▸ Objective
Copy out all the data, word for word.

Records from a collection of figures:
## Begin
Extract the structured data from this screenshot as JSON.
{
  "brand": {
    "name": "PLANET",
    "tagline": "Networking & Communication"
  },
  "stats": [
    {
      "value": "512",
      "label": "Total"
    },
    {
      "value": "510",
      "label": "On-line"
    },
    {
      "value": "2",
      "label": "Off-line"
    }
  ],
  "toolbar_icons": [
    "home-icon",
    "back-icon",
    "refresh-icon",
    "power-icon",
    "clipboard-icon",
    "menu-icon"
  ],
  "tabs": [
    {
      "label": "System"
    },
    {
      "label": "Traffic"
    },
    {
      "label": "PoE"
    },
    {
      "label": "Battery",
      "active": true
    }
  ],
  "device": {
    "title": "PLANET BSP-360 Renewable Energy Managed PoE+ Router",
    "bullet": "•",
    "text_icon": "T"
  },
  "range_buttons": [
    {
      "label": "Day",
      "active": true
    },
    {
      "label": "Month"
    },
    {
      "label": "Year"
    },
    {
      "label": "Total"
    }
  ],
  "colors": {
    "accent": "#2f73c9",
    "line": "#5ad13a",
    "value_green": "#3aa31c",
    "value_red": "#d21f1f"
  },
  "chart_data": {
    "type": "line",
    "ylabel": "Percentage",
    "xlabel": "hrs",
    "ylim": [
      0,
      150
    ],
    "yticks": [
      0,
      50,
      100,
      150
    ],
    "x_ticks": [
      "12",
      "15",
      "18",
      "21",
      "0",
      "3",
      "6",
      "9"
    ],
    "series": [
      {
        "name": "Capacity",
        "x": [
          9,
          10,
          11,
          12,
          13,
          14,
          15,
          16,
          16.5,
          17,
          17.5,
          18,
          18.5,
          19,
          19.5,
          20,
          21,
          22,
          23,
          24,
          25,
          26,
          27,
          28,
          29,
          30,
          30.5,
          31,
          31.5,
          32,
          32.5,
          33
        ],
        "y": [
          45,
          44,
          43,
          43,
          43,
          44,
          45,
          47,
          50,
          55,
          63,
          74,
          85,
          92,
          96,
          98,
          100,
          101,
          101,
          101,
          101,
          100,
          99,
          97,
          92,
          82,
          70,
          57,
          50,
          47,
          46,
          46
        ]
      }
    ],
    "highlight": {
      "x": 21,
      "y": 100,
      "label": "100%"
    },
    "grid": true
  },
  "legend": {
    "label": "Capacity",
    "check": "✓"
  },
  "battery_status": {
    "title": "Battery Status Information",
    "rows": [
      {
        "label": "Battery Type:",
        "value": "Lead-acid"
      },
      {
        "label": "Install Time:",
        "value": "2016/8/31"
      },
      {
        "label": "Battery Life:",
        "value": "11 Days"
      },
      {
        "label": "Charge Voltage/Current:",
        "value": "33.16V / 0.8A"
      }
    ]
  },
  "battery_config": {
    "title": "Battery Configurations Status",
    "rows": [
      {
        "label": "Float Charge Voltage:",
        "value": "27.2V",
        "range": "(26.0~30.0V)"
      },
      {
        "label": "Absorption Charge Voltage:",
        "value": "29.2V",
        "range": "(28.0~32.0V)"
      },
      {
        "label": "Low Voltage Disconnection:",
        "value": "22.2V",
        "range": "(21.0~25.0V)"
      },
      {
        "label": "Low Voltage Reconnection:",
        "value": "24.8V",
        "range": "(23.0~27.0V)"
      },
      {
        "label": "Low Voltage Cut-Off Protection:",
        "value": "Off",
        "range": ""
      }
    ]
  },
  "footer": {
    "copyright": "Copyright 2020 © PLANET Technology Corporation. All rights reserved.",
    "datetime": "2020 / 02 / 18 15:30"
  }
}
## End
▸ Output of the exercise
Extract the structured data from this screenshot as JSON.
{
  "brand": {
    "name": "PLANET",
    "tagline": "Networking & Communication"
  },
  "stats": [
    {
      "value": "512",
      "label": "Total"
    },
    {
      "value": "510",
      "label": "On-line"
    },
    {
      "value": "2",
      "label": "Off-line"
    }
  ],
  "toolbar_icons": [
    "home-icon",
    "back-icon",
    "refresh-icon",
    "power-icon",
    "clipboard-icon",
    "menu-icon"
  ],
  "tabs": [
    {
      "label": "System"
    },
    {
      "label": "Traffic"
    },
    {
      "label": "PoE"
    },
    {
      "label": "Battery",
      "active": true
    }
  ],
  "device": {
    "title": "PLANET BSP-360 Renewable Energy Managed PoE+ Router",
    "bullet": "•",
    "text_icon": "T"
  },
  "range_buttons": [
    {
      "label": "Day",
      "active": true
    },
    {
      "label": "Month"
    },
    {
      "label": "Year"
    },
    {
      "label": "Total"
    }
  ],
  "colors": {
    "accent": "#2f73c9",
    "line": "#5ad13a",
    "value_green": "#3aa31c",
    "value_red": "#d21f1f"
  },
  "chart_data": {
    "type": "line",
    "ylabel": "Percentage",
    "xlabel": "hrs",
    "ylim": [
      0,
      150
    ],
    "yticks": [
      0,
      50,
      100,
      150
    ],
    "x_ticks": [
      "12",
      "15",
      "18",
      "21",
      "0",
      "3",
      "6",
      "9"
    ],
    "series": [
      {
        "name": "Capacity",
        "x": [
          9,
          10,
          11,
          12,
          13,
          14,
          15,
          16,
          16.5,
          17,
          17.5,
          18,
          18.5,
          19,
          19.5,
          20,
          21,
          22,
          23,
          24,
          25,
          26,
          27,
          28,
          29,
          30,
          30.5,
          31,
          31.5,
          32,
          32.5,
          33
        ],
        "y": [
          45,
          44,
          43,
          43,
          43,
          44,
          45,
          47,
          50,
          55,
          63,
          74,
          85,
          92,
          96,
          98,
          100,
          101,
          101,
          101,
          101,
          100,
          99,
          97,
          92,
          82,
          70,
          57,
          50,
          47,
          46,
          46
        ]
      }
    ],
    "highlight": {
      "x": 21,
      "y": 100,
      "label": "100%"
    },
    "grid": true
  },
  "legend": {
    "label": "Capacity",
    "check": "✓"
  },
  "battery_status": {
    "title": "Battery Status Information",
    "rows": [
      {
        "label": "Battery Type:",
        "value": "Lead-acid"
      },
      {
        "label": "Install Time:",
        "value": "2016/8/31"
      },
      {
        "label": "Battery Life:",
        "value": "11 Days"
      },
      {
        "label": "Charge Voltage/Current:",
        "value": "33.16V / 0.8A"
      }
    ]
  },
  "battery_config": {
    "title": "Battery Configurations Status",
    "rows": [
      {
        "label": "Float Charge Voltage:",
        "value": "27.2V",
        "range": "(26.0~30.0V)"
      },
      {
        "label": "Absorption Charge Voltage:",
        "value": "29.2V",
        "range": "(28.0~32.0V)"
      },
      {
        "label": "Low Voltage Disconnection:",
        "value": "22.2V",
        "range": "(21.0~25.0V)"
      },
      {
        "label": "Low Voltage Reconnection:",
        "value": "24.8V",
        "range": "(23.0~27.0V)"
      },
      {
        "label": "Low Voltage Cut-Off Protection:",
        "value": "Off",
        "range": ""
      }
    ]
  },
  "footer": {
    "copyright": "Copyright 2020 © PLANET Technology Corporation. All rights reserved.",
    "datetime": "2020 / 02 / 18 15:30"
  }
}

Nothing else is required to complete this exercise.